++++ Given entries

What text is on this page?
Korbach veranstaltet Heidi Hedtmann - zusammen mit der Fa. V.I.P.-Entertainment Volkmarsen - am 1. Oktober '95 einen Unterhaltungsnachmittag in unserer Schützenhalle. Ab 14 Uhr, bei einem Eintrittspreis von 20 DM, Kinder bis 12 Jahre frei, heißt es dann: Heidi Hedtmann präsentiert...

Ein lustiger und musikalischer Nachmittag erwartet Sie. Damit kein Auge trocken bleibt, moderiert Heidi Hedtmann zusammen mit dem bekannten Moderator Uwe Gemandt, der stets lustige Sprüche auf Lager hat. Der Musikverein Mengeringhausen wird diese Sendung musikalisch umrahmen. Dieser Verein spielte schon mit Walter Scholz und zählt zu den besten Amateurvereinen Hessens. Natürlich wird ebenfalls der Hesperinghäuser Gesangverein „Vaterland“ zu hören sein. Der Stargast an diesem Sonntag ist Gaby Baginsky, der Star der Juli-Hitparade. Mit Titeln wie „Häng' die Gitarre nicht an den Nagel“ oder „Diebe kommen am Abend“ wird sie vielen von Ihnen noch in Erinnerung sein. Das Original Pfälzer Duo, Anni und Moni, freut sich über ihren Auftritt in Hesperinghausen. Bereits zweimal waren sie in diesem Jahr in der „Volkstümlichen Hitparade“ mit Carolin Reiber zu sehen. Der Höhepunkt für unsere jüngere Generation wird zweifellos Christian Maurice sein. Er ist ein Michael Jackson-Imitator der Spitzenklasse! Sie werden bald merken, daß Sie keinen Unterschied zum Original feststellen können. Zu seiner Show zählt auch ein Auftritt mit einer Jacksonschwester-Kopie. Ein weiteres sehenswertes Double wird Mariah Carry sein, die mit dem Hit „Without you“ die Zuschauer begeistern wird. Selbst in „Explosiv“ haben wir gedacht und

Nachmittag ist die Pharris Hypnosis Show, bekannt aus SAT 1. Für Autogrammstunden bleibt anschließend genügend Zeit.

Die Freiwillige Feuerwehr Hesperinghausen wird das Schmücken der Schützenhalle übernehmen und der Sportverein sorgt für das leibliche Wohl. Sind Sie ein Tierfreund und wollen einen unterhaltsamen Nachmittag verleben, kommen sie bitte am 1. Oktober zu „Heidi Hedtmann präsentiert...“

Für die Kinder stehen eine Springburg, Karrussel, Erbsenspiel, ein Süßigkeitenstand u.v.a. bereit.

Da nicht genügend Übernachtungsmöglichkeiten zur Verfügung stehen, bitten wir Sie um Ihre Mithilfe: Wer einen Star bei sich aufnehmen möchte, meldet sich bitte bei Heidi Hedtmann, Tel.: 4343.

++++++++

Aim :: Of all the lines in the listing above, how many include "Kinder"? Write only the number.

Reply to the exercise :: 2